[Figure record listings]
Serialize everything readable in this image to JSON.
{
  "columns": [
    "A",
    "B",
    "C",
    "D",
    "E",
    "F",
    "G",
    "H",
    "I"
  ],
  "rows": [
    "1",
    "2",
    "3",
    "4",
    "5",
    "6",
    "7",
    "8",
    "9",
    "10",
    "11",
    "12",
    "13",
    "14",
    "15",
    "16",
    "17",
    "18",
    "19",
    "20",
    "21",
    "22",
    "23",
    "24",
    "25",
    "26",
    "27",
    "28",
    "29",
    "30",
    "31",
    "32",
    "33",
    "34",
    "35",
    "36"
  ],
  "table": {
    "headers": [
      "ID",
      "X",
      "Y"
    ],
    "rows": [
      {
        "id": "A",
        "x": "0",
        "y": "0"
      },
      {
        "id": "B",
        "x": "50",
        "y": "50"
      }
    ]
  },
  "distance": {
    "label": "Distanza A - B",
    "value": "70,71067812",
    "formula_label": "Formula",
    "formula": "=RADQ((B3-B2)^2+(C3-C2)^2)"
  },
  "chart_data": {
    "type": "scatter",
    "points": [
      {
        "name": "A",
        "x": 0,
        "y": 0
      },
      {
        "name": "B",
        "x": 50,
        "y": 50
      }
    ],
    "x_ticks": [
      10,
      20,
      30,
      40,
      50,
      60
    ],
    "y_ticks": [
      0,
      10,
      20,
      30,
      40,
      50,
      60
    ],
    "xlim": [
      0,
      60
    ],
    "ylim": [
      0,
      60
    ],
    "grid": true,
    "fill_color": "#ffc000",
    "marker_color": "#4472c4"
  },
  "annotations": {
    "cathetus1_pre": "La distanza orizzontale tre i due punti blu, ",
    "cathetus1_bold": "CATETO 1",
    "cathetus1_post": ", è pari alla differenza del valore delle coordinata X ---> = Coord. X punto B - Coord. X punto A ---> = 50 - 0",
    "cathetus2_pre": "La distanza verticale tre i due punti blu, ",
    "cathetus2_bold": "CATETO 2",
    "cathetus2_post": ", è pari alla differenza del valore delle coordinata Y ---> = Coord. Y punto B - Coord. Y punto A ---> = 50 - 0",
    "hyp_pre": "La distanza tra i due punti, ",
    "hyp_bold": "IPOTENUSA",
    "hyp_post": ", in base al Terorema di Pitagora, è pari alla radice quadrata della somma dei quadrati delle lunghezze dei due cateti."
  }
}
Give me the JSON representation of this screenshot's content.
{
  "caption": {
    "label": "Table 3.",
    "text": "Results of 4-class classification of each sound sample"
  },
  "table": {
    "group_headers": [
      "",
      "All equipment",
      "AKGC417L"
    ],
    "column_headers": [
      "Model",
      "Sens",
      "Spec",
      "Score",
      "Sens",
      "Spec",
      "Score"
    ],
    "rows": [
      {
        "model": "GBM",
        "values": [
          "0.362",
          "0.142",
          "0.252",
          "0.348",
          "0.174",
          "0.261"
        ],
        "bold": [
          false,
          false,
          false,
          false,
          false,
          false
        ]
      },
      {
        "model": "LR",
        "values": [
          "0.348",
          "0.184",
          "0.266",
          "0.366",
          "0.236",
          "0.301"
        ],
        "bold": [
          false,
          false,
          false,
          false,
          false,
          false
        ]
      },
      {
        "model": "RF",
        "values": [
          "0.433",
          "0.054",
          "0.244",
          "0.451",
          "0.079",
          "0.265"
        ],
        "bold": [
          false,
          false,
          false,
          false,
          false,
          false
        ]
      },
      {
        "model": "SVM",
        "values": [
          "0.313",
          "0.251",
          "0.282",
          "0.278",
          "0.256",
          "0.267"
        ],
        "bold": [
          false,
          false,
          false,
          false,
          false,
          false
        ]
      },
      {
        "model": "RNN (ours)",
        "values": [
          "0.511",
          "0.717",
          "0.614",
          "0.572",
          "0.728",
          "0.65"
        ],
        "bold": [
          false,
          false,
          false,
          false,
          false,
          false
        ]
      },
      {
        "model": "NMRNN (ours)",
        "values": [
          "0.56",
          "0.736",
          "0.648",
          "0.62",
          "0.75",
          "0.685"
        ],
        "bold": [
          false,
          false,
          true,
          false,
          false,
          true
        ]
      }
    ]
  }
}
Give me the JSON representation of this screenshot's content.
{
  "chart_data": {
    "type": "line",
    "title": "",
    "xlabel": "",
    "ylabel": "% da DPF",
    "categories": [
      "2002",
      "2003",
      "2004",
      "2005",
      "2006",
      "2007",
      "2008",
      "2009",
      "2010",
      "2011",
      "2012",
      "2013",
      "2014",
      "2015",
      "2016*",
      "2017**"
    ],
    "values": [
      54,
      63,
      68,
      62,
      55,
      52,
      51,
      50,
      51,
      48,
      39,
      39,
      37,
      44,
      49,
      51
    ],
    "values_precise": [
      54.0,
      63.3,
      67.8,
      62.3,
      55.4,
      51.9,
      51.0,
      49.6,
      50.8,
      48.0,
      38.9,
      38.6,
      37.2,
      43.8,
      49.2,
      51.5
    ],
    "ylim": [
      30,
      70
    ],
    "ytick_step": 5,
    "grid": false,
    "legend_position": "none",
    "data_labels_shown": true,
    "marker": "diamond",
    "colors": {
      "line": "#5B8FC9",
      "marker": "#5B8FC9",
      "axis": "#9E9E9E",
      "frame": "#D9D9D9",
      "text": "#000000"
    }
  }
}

* [BRIEF]: Go through the listing above and restate it word for word.

* [FULL OUTPUT]:
Serialize everything readable in this image to JSON.
{
  "columns": [
    "A",
    "B",
    "C",
    "D",
    "E",
    "F",
    "G",
    "H",
    "I"
  ],
  "rows": [
    "1",
    "2",
    "3",
    "4",
    "5",
    "6",
    "7",
    "8",
    "9",
    "10",
    "11",
    "12",
    "13",
    "14",
    "15",
    "16",
    "17",
    "18",
    "19",
    "20",
    "21",
    "22",
    "23",
    "24",
    "25",
    "26",
    "27",
    "28",
    "29",
    "30",
    "31",
    "32",
    "33",
    "34",
    "35",
    "36"
  ],
  "table": {
    "headers": [
      "ID",
      "X",
      "Y"
    ],
    "rows": [
      {
        "id": "A",
        "x": "0",
        "y": "0"
      },
      {
        "id": "B",
        "x": "50",
        "y": "50"
      }
    ]
  },
  "distance": {
    "label": "Distanza A - B",
    "value": "70,71067812",
    "formula_label": "Formula",
    "formula": "=RADQ((B3-B2)^2+(C3-C2)^2)"
  },
  "chart_data": {
    "type": "scatter",
    "points": [
      {
        "name": "A",
        "x": 0,
        "y": 0
      },
      {
        "name": "B",
        "x": 50,
        "y": 50
      }
    ],
    "x_ticks": [
      10,
      20,
      30,
      40,
      50,
      60
    ],
    "y_ticks": [
      0,
      10,
      20,
      30,
      40,
      50,
      60
    ],
    "xlim": [
      0,
      60
    ],
    "ylim": [
      0,
      60
    ],
    "grid": true,
    "fill_color": "#ffc000",
    "marker_color": "#4472c4"
  },
  "annotations": {
    "cathetus1_pre": "La distanza orizzontale tre i due punti blu, ",
    "cathetus1_bold": "CATETO 1",
    "cathetus1_post": ", è pari alla differenza del valore delle coordinata X ---> = Coord. X punto B - Coord. X punto A ---> = 50 - 0",
    "cathetus2_pre": "La distanza verticale tre i due punti blu, ",
    "cathetus2_bold": "CATETO 2",
    "cathetus2_post": ", è pari alla differenza del valore delle coordinata Y ---> = Coord. Y punto B - Coord. Y punto A ---> = 50 - 0",
    "hyp_pre": "La distanza tra i due punti, ",
    "hyp_bold": "IPOTENUSA",
    "hyp_post": ", in base al Terorema di Pitagora, è pari alla radice quadrata della somma dei quadrati delle lunghezze dei due cateti."
  }
}
Give me the JSON representation of this screenshot's content.
{
  "caption": {
    "label": "Table 3.",
    "text": "Results of 4-class classification of each sound sample"
  },
  "table": {
    "group_headers": [
      "",
      "All equipment",
      "AKGC417L"
    ],
    "column_headers": [
      "Model",
      "Sens",
      "Spec",
      "Score",
      "Sens",
      "Spec",
      "Score"
    ],
    "rows": [
      {
        "model": "GBM",
        "values": [
          "0.362",
          "0.142",
          "0.252",
          "0.348",
          "0.174",
          "0.261"
        ],
        "bold": [
          false,
          false,
          false,
          false,
          false,
          false
        ]
      },
      {
        "model": "LR",
        "values": [
          "0.348",
          "0.184",
          "0.266",
          "0.366",
          "0.236",
          "0.301"
        ],
        "bold": [
          false,
          false,
          false,
          false,
          false,
          false
        ]
      },
      {
        "model": "RF",
        "values": [
          "0.433",
          "0.054",
          "0.244",
          "0.451",
          "0.079",
          "0.265"
        ],
        "bold": [
          false,
          false,
          false,
          false,
          false,
          false
        ]
      },
      {
        "model": "SVM",
        "values": [
          "0.313",
          "0.251",
          "0.282",
          "0.278",
          "0.256",
          "0.267"
        ],
        "bold": [
          false,
          false,
          false,
          false,
          false,
          false
        ]
      },
      {
        "model": "RNN (ours)",
        "values": [
          "0.511",
          "0.717",
          "0.614",
          "0.572",
          "0.728",
          "0.65"
        ],
        "bold": [
          false,
          false,
          false,
          false,
          false,
          false
        ]
      },
      {
        "model": "NMRNN (ours)",
        "values": [
          "0.56",
          "0.736",
          "0.648",
          "0.62",
          "0.75",
          "0.685"
        ],
        "bold": [
          false,
          false,
          true,
          false,
          false,
          true
        ]
      }
    ]
  }
}
Give me the JSON representation of this screenshot's content.
{
  "chart_data": {
    "type": "line",
    "title": "",
    "xlabel": "",
    "ylabel": "% da DPF",
    "categories": [
      "2002",
      "2003",
      "2004",
      "2005",
      "2006",
      "2007",
      "2008",
      "2009",
      "2010",
      "2011",
      "2012",
      "2013",
      "2014",
      "2015",
      "2016*",
      "2017**"
    ],
    "values": [
      54,
      63,
      68,
      62,
      55,
      52,
      51,
      50,
      51,
      48,
      39,
      39,
      37,
      44,
      49,
      51
    ],
    "values_precise": [
      54.0,
      63.3,
      67.8,
      62.3,
      55.4,
      51.9,
      51.0,
      49.6,
      50.8,
      48.0,
      38.9,
      38.6,
      37.2,
      43.8,
      49.2,
      51.5
    ],
    "ylim": [
      30,
      70
    ],
    "ytick_step": 5,
    "grid": false,
    "legend_position": "none",
    "data_labels_shown": true,
    "marker": "diamond",
    "colors": {
      "line": "#5B8FC9",
      "marker": "#5B8FC9",
      "axis": "#9E9E9E",
      "frame": "#D9D9D9",
      "text": "#000000"
    }
  }
}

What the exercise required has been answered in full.